■ EXERCISE GOAL: Look for the word "text" in the entries and copy each line where it appears.

■ RECORDS SUPPLIED:
- - -
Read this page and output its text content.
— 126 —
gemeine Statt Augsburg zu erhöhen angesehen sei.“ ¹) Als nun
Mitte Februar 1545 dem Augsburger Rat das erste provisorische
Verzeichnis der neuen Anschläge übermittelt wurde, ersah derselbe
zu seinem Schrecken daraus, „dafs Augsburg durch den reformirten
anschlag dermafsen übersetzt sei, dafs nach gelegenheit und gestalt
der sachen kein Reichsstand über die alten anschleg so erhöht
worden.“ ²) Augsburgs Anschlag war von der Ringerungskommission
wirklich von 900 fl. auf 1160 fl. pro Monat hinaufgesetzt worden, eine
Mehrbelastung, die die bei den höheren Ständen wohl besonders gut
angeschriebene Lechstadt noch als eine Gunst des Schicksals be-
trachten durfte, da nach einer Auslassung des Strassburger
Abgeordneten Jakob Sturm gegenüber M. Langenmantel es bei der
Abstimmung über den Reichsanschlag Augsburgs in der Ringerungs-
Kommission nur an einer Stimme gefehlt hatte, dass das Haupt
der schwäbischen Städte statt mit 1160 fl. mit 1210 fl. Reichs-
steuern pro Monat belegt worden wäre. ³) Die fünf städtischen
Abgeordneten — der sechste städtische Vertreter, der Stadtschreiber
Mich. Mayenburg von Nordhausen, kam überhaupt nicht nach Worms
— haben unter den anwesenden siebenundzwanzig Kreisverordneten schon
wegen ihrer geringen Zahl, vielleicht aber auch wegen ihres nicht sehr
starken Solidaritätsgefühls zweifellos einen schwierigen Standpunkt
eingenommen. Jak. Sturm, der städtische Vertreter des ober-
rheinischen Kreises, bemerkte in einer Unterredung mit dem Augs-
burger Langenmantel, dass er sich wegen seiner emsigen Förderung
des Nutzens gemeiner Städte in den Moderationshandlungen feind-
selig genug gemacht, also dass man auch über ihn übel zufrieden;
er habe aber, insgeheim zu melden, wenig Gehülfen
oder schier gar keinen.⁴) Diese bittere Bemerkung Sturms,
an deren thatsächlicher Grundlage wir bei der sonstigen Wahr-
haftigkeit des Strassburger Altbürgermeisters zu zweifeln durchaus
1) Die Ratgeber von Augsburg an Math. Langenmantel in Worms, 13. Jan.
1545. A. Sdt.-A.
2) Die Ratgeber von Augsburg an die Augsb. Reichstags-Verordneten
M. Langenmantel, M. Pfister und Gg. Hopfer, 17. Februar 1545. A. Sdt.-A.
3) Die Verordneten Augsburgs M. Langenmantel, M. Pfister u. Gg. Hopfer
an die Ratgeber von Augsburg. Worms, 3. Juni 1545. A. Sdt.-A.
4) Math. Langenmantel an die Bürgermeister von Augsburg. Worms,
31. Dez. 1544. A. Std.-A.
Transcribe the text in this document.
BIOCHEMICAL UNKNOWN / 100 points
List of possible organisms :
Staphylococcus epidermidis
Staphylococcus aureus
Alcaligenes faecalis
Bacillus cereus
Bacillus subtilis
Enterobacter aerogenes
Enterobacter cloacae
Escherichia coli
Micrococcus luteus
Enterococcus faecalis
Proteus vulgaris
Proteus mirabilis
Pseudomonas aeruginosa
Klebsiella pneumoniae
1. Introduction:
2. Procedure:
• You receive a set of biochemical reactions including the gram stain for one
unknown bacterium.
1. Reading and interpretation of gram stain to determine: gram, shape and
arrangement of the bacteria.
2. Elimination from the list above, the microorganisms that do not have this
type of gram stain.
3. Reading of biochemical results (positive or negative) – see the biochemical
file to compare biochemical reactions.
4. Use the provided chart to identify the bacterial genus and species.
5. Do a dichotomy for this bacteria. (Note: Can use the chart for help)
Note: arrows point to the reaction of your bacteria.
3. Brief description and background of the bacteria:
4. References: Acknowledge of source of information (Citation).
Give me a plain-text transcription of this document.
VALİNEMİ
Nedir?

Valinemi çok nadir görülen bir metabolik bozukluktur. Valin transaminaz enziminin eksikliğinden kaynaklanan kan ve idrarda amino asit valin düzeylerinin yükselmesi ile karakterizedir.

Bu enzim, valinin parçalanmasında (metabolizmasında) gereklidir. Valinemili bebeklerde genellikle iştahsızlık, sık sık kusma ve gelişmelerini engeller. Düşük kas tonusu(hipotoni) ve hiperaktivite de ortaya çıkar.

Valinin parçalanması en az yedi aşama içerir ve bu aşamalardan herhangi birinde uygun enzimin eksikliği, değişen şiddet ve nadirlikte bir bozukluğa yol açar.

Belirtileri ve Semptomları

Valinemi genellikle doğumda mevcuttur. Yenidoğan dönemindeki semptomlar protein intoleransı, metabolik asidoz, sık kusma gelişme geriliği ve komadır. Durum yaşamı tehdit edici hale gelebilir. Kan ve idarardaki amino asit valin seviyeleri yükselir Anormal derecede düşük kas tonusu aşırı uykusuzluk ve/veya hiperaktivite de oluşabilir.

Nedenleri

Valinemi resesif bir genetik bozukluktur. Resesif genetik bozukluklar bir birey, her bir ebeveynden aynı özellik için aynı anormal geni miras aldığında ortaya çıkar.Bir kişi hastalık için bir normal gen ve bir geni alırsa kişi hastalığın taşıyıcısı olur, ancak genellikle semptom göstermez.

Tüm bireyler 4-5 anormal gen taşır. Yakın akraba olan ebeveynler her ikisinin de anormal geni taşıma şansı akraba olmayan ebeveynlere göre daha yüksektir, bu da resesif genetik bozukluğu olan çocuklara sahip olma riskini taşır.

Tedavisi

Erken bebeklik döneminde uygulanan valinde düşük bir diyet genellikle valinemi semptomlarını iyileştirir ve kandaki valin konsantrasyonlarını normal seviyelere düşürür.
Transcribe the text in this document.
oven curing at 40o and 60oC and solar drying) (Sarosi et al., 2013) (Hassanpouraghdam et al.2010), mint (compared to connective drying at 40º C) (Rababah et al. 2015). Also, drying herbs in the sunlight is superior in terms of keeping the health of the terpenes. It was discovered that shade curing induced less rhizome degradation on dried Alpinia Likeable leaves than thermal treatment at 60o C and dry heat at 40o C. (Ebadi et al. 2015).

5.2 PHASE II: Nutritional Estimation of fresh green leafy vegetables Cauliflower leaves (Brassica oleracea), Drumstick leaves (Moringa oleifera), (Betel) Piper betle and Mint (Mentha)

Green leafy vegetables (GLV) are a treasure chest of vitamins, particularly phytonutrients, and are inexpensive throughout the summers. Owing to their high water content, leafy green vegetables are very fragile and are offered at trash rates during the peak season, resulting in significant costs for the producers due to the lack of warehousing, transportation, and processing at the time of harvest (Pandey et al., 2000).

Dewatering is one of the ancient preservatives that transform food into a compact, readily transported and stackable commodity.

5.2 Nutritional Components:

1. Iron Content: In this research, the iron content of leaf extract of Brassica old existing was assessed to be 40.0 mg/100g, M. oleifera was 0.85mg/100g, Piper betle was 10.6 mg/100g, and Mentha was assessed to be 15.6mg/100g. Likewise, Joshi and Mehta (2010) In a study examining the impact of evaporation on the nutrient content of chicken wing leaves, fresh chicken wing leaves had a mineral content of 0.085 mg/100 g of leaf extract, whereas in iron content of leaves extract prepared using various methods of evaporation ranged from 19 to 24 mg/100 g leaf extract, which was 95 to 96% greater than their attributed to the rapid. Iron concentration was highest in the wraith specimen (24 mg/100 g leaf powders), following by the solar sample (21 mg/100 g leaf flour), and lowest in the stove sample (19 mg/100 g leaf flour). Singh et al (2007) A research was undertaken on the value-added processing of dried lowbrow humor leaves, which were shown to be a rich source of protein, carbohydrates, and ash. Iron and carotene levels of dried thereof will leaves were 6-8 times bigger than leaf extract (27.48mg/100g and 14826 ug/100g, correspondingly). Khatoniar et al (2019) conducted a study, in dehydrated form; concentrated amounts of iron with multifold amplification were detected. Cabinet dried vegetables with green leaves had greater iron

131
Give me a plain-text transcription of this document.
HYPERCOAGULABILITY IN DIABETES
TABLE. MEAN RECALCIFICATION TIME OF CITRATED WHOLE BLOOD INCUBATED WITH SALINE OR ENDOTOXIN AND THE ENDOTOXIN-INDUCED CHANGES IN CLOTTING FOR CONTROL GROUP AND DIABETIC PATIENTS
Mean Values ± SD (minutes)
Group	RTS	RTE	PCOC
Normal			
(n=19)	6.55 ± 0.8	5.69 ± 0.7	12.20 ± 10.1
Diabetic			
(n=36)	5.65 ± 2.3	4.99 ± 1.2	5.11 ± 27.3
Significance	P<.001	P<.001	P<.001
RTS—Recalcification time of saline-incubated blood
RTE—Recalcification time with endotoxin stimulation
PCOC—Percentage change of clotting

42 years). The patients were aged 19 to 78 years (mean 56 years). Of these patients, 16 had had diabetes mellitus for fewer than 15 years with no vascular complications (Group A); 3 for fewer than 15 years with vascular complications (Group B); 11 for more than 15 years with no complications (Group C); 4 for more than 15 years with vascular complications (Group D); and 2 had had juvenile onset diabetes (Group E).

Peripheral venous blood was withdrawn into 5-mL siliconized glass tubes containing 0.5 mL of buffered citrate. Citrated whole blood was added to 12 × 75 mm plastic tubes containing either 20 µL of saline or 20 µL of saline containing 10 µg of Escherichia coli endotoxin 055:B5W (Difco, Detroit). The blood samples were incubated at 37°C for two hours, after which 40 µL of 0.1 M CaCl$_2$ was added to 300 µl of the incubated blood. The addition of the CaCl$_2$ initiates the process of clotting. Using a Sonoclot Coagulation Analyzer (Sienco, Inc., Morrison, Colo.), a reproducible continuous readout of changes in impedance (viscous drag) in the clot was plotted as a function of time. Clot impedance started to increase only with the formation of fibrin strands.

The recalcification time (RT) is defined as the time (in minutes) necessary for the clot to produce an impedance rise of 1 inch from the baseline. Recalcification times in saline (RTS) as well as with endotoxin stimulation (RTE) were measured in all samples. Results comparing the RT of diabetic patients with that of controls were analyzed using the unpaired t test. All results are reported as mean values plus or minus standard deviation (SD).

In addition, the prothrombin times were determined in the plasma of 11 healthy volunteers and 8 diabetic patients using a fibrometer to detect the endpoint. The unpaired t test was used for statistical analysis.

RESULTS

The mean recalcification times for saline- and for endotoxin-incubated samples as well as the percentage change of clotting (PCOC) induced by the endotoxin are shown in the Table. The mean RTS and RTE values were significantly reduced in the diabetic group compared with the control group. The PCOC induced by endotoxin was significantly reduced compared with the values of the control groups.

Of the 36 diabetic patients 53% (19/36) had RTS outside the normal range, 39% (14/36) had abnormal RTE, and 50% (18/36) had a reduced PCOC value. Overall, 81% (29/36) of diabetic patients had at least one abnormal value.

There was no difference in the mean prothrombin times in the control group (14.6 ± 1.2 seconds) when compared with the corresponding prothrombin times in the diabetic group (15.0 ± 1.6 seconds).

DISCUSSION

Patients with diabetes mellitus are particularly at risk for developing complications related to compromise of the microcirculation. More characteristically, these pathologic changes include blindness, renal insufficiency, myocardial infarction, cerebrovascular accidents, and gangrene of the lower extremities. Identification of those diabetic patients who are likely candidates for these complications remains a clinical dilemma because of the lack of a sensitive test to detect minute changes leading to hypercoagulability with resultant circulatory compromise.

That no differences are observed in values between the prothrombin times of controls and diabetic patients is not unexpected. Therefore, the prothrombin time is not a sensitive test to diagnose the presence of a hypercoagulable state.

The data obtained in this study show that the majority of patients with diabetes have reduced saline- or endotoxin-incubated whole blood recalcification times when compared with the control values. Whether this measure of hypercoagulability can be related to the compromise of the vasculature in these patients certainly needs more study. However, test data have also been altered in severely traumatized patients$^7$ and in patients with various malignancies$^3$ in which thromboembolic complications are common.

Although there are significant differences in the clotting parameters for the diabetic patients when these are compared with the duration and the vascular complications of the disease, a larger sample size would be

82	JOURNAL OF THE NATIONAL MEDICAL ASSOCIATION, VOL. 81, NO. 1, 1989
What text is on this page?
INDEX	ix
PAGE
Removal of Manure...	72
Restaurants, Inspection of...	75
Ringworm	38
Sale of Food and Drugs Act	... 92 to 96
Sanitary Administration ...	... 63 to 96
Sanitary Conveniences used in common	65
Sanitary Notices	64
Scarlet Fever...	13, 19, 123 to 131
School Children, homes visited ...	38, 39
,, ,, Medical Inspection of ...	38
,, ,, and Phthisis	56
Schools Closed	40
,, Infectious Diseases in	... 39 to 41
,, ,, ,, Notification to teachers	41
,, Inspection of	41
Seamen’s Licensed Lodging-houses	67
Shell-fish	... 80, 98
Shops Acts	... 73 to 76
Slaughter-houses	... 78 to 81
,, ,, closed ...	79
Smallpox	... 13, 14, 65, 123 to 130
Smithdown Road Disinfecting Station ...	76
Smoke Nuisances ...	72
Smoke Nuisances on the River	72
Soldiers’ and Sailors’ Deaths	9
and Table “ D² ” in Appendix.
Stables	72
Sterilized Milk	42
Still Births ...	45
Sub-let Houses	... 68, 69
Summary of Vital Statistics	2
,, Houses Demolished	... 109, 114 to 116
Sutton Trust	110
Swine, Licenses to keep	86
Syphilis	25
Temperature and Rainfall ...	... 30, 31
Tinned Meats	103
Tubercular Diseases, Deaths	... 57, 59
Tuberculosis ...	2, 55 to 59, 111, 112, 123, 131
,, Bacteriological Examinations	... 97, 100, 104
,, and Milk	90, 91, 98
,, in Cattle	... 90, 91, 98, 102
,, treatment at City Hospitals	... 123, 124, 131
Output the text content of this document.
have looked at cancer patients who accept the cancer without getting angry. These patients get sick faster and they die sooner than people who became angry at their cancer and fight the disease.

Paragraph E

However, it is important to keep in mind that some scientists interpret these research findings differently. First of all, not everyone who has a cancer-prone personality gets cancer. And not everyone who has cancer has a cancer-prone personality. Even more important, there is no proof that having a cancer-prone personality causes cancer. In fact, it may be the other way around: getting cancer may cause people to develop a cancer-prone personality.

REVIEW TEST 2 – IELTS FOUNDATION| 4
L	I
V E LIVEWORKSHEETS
- - -
■ RESPONSE:
Read this page and output its text content.
Transcribe the text in this document.
Give me a plain-text transcription of this document.
Transcribe the text in this document.
Give me a plain-text transcription of this document.
What text is on this page?
Output the text content of this document.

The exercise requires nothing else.